Stored items from a collection

Segment Open

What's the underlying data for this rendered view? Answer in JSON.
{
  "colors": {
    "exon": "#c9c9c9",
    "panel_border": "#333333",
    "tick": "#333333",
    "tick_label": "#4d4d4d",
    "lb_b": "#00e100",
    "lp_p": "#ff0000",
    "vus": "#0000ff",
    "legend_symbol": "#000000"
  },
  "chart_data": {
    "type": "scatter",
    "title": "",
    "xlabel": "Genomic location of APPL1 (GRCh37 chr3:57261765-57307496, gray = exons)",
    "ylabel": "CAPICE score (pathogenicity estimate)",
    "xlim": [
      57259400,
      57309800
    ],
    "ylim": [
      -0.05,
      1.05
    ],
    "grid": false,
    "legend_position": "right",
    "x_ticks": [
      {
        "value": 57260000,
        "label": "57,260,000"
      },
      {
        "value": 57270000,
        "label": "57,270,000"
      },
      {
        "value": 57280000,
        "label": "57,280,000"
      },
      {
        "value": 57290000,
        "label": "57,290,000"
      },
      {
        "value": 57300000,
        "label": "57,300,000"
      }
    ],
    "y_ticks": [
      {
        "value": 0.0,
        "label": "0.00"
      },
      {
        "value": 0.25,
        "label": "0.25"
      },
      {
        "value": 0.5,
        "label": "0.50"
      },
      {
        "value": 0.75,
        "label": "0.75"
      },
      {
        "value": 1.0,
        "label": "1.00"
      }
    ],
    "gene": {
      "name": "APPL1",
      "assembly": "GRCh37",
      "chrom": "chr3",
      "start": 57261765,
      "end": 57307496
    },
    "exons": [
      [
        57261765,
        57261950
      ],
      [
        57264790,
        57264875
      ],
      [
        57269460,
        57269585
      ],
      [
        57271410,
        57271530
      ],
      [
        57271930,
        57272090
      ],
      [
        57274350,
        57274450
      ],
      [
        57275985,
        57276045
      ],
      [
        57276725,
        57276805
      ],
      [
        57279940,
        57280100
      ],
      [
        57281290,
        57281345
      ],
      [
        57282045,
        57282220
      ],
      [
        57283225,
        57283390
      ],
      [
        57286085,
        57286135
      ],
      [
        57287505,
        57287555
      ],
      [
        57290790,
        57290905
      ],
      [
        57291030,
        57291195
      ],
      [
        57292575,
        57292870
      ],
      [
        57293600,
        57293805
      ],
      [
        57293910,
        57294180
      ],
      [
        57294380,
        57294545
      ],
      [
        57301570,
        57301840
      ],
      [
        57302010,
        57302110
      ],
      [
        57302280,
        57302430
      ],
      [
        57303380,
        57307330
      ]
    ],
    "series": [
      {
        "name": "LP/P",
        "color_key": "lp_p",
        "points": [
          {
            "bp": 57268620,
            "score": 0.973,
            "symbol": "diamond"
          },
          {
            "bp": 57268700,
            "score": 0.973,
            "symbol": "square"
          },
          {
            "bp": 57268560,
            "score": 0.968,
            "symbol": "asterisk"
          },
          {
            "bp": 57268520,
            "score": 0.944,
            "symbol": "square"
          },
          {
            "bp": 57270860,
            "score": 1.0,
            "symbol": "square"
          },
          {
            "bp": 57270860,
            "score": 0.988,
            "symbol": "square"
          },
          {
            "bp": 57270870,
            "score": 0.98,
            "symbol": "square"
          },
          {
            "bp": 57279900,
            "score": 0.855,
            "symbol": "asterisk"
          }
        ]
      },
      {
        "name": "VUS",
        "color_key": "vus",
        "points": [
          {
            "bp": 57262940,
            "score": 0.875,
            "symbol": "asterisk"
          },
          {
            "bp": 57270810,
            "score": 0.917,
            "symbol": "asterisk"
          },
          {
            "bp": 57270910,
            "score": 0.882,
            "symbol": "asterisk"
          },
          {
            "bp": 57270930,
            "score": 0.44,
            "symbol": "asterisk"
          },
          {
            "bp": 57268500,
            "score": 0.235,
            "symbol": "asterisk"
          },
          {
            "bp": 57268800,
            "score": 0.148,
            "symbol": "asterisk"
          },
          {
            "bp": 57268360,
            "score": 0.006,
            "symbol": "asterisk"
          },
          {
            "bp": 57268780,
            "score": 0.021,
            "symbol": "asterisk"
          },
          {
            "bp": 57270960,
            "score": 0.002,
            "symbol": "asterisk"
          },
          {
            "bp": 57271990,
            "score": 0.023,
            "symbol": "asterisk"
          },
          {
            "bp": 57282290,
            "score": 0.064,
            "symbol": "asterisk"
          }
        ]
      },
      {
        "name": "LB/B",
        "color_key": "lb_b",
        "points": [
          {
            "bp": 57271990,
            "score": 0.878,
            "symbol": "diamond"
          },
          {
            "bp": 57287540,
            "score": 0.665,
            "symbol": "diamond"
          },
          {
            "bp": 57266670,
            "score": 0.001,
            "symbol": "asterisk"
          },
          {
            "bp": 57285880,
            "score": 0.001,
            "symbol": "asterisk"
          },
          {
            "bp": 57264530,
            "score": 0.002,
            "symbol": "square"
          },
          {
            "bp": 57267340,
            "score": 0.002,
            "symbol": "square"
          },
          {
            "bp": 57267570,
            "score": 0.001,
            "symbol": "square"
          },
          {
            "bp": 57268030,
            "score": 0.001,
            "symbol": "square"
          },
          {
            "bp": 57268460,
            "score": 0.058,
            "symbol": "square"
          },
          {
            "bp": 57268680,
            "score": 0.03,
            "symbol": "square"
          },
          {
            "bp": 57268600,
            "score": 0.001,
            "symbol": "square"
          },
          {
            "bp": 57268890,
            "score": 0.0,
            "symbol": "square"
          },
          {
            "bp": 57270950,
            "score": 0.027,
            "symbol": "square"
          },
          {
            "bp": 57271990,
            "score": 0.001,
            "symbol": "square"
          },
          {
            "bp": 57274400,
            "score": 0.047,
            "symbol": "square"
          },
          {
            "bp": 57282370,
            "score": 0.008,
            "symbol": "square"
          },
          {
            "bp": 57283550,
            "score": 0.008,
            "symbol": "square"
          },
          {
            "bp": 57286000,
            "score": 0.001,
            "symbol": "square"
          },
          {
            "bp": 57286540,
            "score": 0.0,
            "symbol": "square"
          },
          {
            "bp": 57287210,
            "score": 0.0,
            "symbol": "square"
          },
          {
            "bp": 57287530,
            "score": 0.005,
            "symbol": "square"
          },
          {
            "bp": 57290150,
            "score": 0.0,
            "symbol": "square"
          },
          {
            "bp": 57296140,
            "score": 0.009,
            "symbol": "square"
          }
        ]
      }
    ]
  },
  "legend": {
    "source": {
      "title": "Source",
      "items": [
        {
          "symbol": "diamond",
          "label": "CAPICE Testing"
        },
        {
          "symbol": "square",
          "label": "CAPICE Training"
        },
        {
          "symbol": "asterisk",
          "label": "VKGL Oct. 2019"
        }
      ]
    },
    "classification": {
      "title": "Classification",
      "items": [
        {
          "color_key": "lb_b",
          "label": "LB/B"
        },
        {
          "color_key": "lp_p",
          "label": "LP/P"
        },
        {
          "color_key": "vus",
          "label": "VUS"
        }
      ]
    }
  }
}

Segment Closed

* _Exercise directions_: Copy every line from the data that includes the string "exons".

* _Completed task_:
    "xlabel": "Genomic location of APPL1 (GRCh37 chr3:57261765-57307496, gray = exons)",
    "exons": [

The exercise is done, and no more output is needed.